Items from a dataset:
━━━━
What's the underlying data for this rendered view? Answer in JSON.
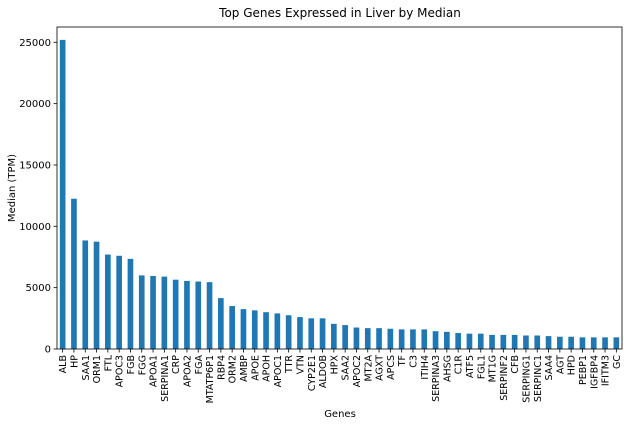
{
  "chart_data": {
    "type": "bar",
    "title": "Top Genes Expressed in Liver by Median",
    "xlabel": "Genes",
    "ylabel": "Median (TPM)",
    "ylim": [
      0,
      26250
    ],
    "yticks": [
      0,
      5000,
      10000,
      15000,
      20000,
      25000
    ],
    "grid": false,
    "bar_color": "#1f77b4",
    "categories": [
      "ALB",
      "HP",
      "SAA1",
      "ORM1",
      "FTL",
      "APOC3",
      "FGB",
      "FGG",
      "APOA1",
      "SERPINA1",
      "CRP",
      "APOA2",
      "FGA",
      "MTATP6P1",
      "RBP4",
      "ORM2",
      "AMBP",
      "APOE",
      "APOH",
      "APOC1",
      "TTR",
      "VTN",
      "CYP2E1",
      "ALDOB",
      "HPX",
      "SAA2",
      "APOC2",
      "MT2A",
      "AGXT",
      "APCS",
      "TF",
      "C3",
      "ITIH4",
      "SERPINA3",
      "AHSG",
      "C1R",
      "ATF5",
      "FGL1",
      "MT1G",
      "SERPINF2",
      "CFB",
      "SERPING1",
      "SERPINC1",
      "SAA4",
      "AGT",
      "HPD",
      "PEBP1",
      "IGFBP4",
      "IFITM3",
      "GC"
    ],
    "values": [
      25200,
      12250,
      8850,
      8750,
      7700,
      7600,
      7350,
      6000,
      5950,
      5900,
      5650,
      5550,
      5500,
      5450,
      4150,
      3500,
      3250,
      3150,
      3000,
      2900,
      2750,
      2600,
      2500,
      2500,
      2050,
      1950,
      1750,
      1700,
      1700,
      1650,
      1600,
      1600,
      1600,
      1450,
      1400,
      1300,
      1250,
      1250,
      1150,
      1150,
      1150,
      1100,
      1100,
      1050,
      1000,
      1000,
      950,
      950,
      950,
      950
    ]
  }
}
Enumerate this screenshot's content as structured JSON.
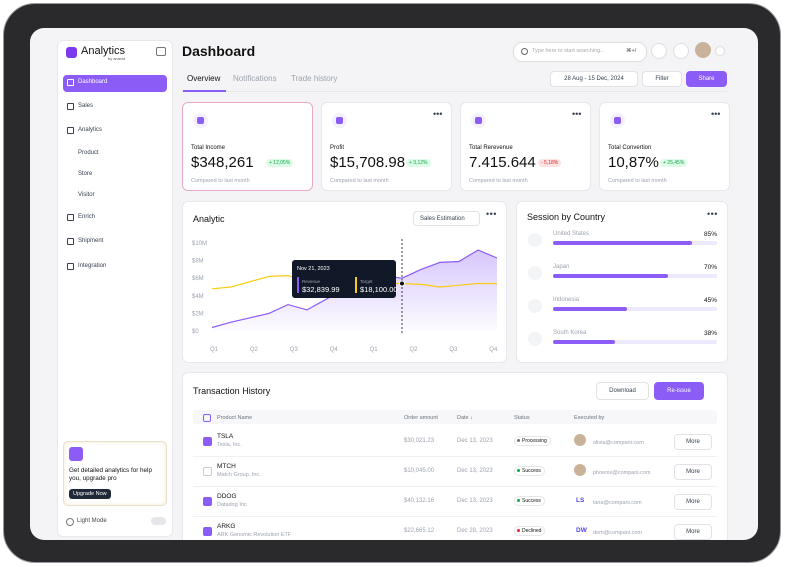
{
  "sidebar": {
    "brand": "Analytics",
    "brand_sub": "by anavid",
    "nav": [
      "Dashboard",
      "Sales",
      "Analytics",
      "Product",
      "Store",
      "Visitor",
      "Enrich",
      "Shipment",
      "Integration"
    ],
    "promo": {
      "text": "Get detailed analytics for help you, upgrade pro",
      "button": "Upgrade Now"
    },
    "theme": "Light Mode"
  },
  "header": {
    "title": "Dashboard",
    "search": "Type here to start searching...",
    "shortcut": "⌘+/",
    "tabs": [
      "Overview",
      "Notifications",
      "Trade history"
    ],
    "date_range": "28 Aug - 15 Dec, 2024",
    "filter": "Filter",
    "share": "Share"
  },
  "kpis": [
    {
      "label": "Total Income",
      "value": "$348,261",
      "change": "+ 12,05%",
      "note": "Compared to last month"
    },
    {
      "label": "Profit",
      "value": "$15,708.98",
      "change": "+ 3,12%",
      "note": "Compared to last month"
    },
    {
      "label": "Total Rerevenue",
      "value": "7.415.644",
      "change": "- 5,18%",
      "note": "Compared to last month"
    },
    {
      "label": "Total Convertion",
      "value": "10,87%",
      "change": "+ 25,45%",
      "note": "Compared to last month"
    }
  ],
  "analytic": {
    "type": "line",
    "title": "Analytic",
    "dropdown": "Sales Estimation",
    "categories": [
      "Q1",
      "Q2",
      "Q3",
      "Q4",
      "Q1",
      "Q2",
      "Q3",
      "Q4"
    ],
    "ylim": [
      0,
      10
    ],
    "yticks": [
      {
        "value": 10,
        "label": "$10M"
      },
      {
        "value": 8,
        "label": "$8M"
      },
      {
        "value": 6,
        "label": "$6M"
      },
      {
        "value": 4,
        "label": "$4M"
      },
      {
        "value": 2,
        "label": "$2M"
      },
      {
        "value": 0,
        "label": "$0"
      }
    ],
    "series": [
      {
        "name": "Revenue",
        "color": "#8b5cf6",
        "values": [
          0.4,
          1.0,
          1.5,
          2.0,
          3.0,
          2.4,
          3.6,
          4.8,
          5.8,
          6.3,
          6.0,
          7.0,
          7.8,
          7.9,
          9.2,
          8.3
        ]
      },
      {
        "name": "Target",
        "color": "#facc15",
        "values": [
          4.8,
          5.0,
          5.6,
          6.2,
          6.3,
          5.6,
          5.7,
          6.2,
          5.8,
          5.4,
          5.4,
          5.3,
          5.0,
          5.2,
          5.4,
          5.4
        ]
      }
    ],
    "tooltip": {
      "date": "Nov 21, 2023",
      "values": [
        "$32,839.99",
        "$18,100.00"
      ]
    }
  },
  "sessions": {
    "title": "Session by Country",
    "countries": [
      "United States",
      "Japan",
      "Indonesia",
      "South Korea"
    ],
    "values": [
      85,
      70,
      45,
      38
    ],
    "value_labels": [
      "85%",
      "70%",
      "45%",
      "38%"
    ],
    "xlim": [
      0,
      100
    ],
    "color": "#8b5cf6"
  },
  "transactions": {
    "title": "Transaction History",
    "actions": [
      "Download",
      "Re-issue"
    ],
    "columns": [
      "Product Name",
      "Order amount",
      "Date ↓",
      "Status",
      "Executed by"
    ],
    "more": "More",
    "rows": [
      {
        "ticker": "TSLA",
        "company": "Tesla, Inc.",
        "amount": "$30,021.23",
        "date": "Dec 13, 2023",
        "status": "Processing",
        "status_color": "#6b7280",
        "email": "olivia@compani.com",
        "checked": true
      },
      {
        "ticker": "MTCH",
        "company": "Match Group, Inc.",
        "amount": "$10,045.00",
        "date": "Dec 13, 2023",
        "status": "Success",
        "status_color": "#16a34a",
        "email": "phoenix@compani.com",
        "checked": false
      },
      {
        "ticker": "DDOG",
        "company": "Datadog Inc",
        "amount": "$40,132.16",
        "date": "Dec 13, 2023",
        "status": "Success",
        "status_color": "#16a34a",
        "initials": "LS",
        "email": "lana@compani.com",
        "checked": true
      },
      {
        "ticker": "ARKG",
        "company": "ARK Genomic Revolution ETF",
        "amount": "$22,665.12",
        "date": "Dec 28, 2023",
        "status": "Declined",
        "status_color": "#dc2626",
        "initials": "DW",
        "email": "dem@compani.com",
        "checked": true
      }
    ]
  }
}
━━━━
Keep the pictures out of the copy and write out the data exactly as it stands.

# [TASK ANSWER]
What's the underlying data for this rendered view? Answer in JSON.
{
  "chart_data": {
    "type": "bar",
    "title": "Top Genes Expressed in Liver by Median",
    "xlabel": "Genes",
    "ylabel": "Median (TPM)",
    "ylim": [
      0,
      26250
    ],
    "yticks": [
      0,
      5000,
      10000,
      15000,
      20000,
      25000
    ],
    "grid": false,
    "bar_color": "#1f77b4",
    "categories": [
      "ALB",
      "HP",
      "SAA1",
      "ORM1",
      "FTL",
      "APOC3",
      "FGB",
      "FGG",
      "APOA1",
      "SERPINA1",
      "CRP",
      "APOA2",
      "FGA",
      "MTATP6P1",
      "RBP4",
      "ORM2",
      "AMBP",
      "APOE",
      "APOH",
      "APOC1",
      "TTR",
      "VTN",
      "CYP2E1",
      "ALDOB",
      "HPX",
      "SAA2",
      "APOC2",
      "MT2A",
      "AGXT",
      "APCS",
      "TF",
      "C3",
      "ITIH4",
      "SERPINA3",
      "AHSG",
      "C1R",
      "ATF5",
      "FGL1",
      "MT1G",
      "SERPINF2",
      "CFB",
      "SERPING1",
      "SERPINC1",
      "SAA4",
      "AGT",
      "HPD",
      "PEBP1",
      "IGFBP4",
      "IFITM3",
      "GC"
    ],
    "values": [
      25200,
      12250,
      8850,
      8750,
      7700,
      7600,
      7350,
      6000,
      5950,
      5900,
      5650,
      5550,
      5500,
      5450,
      4150,
      3500,
      3250,
      3150,
      3000,
      2900,
      2750,
      2600,
      2500,
      2500,
      2050,
      1950,
      1750,
      1700,
      1700,
      1650,
      1600,
      1600,
      1600,
      1450,
      1400,
      1300,
      1250,
      1250,
      1150,
      1150,
      1150,
      1100,
      1100,
      1050,
      1000,
      1000,
      950,
      950,
      950,
      950
    ]
  }
}
Enumerate this screenshot's content as structured JSON.
{
  "sidebar": {
    "brand": "Analytics",
    "brand_sub": "by anavid",
    "nav": [
      "Dashboard",
      "Sales",
      "Analytics",
      "Product",
      "Store",
      "Visitor",
      "Enrich",
      "Shipment",
      "Integration"
    ],
    "promo": {
      "text": "Get detailed analytics for help you, upgrade pro",
      "button": "Upgrade Now"
    },
    "theme": "Light Mode"
  },
  "header": {
    "title": "Dashboard",
    "search": "Type here to start searching...",
    "shortcut": "⌘+/",
    "tabs": [
      "Overview",
      "Notifications",
      "Trade history"
    ],
    "date_range": "28 Aug - 15 Dec, 2024",
    "filter": "Filter",
    "share": "Share"
  },
  "kpis": [
    {
      "label": "Total Income",
      "value": "$348,261",
      "change": "+ 12,05%",
      "note": "Compared to last month"
    },
    {
      "label": "Profit",
      "value": "$15,708.98",
      "change": "+ 3,12%",
      "note": "Compared to last month"
    },
    {
      "label": "Total Rerevenue",
      "value": "7.415.644",
      "change": "- 5,18%",
      "note": "Compared to last month"
    },
    {
      "label": "Total Convertion",
      "value": "10,87%",
      "change": "+ 25,45%",
      "note": "Compared to last month"
    }
  ],
  "analytic": {
    "type": "line",
    "title": "Analytic",
    "dropdown": "Sales Estimation",
    "categories": [
      "Q1",
      "Q2",
      "Q3",
      "Q4",
      "Q1",
      "Q2",
      "Q3",
      "Q4"
    ],
    "ylim": [
      0,
      10
    ],
    "yticks": [
      {
        "value": 10,
        "label": "$10M"
      },
      {
        "value": 8,
        "label": "$8M"
      },
      {
        "value": 6,
        "label": "$6M"
      },
      {
        "value": 4,
        "label": "$4M"
      },
      {
        "value": 2,
        "label": "$2M"
      },
      {
        "value": 0,
        "label": "$0"
      }
    ],
    "series": [
      {
        "name": "Revenue",
        "color": "#8b5cf6",
        "values": [
          0.4,
          1.0,
          1.5,
          2.0,
          3.0,
          2.4,
          3.6,
          4.8,
          5.8,
          6.3,
          6.0,
          7.0,
          7.8,
          7.9,
          9.2,
          8.3
        ]
      },
      {
        "name": "Target",
        "color": "#facc15",
        "values": [
          4.8,
          5.0,
          5.6,
          6.2,
          6.3,
          5.6,
          5.7,
          6.2,
          5.8,
          5.4,
          5.4,
          5.3,
          5.0,
          5.2,
          5.4,
          5.4
        ]
      }
    ],
    "tooltip": {
      "date": "Nov 21, 2023",
      "values": [
        "$32,839.99",
        "$18,100.00"
      ]
    }
  },
  "sessions": {
    "title": "Session by Country",
    "countries": [
      "United States",
      "Japan",
      "Indonesia",
      "South Korea"
    ],
    "values": [
      85,
      70,
      45,
      38
    ],
    "value_labels": [
      "85%",
      "70%",
      "45%",
      "38%"
    ],
    "xlim": [
      0,
      100
    ],
    "color": "#8b5cf6"
  },
  "transactions": {
    "title": "Transaction History",
    "actions": [
      "Download",
      "Re-issue"
    ],
    "columns": [
      "Product Name",
      "Order amount",
      "Date ↓",
      "Status",
      "Executed by"
    ],
    "more": "More",
    "rows": [
      {
        "ticker": "TSLA",
        "company": "Tesla, Inc.",
        "amount": "$30,021.23",
        "date": "Dec 13, 2023",
        "status": "Processing",
        "status_color": "#6b7280",
        "email": "olivia@compani.com",
        "checked": true
      },
      {
        "ticker": "MTCH",
        "company": "Match Group, Inc.",
        "amount": "$10,045.00",
        "date": "Dec 13, 2023",
        "status": "Success",
        "status_color": "#16a34a",
        "email": "phoenix@compani.com",
        "checked": false
      },
      {
        "ticker": "DDOG",
        "company": "Datadog Inc",
        "amount": "$40,132.16",
        "date": "Dec 13, 2023",
        "status": "Success",
        "status_color": "#16a34a",
        "initials": "LS",
        "email": "lana@compani.com",
        "checked": true
      },
      {
        "ticker": "ARKG",
        "company": "ARK Genomic Revolution ETF",
        "amount": "$22,665.12",
        "date": "Dec 28, 2023",
        "status": "Declined",
        "status_color": "#dc2626",
        "initials": "DW",
        "email": "dem@compani.com",
        "checked": true
      }
    ]
  }
}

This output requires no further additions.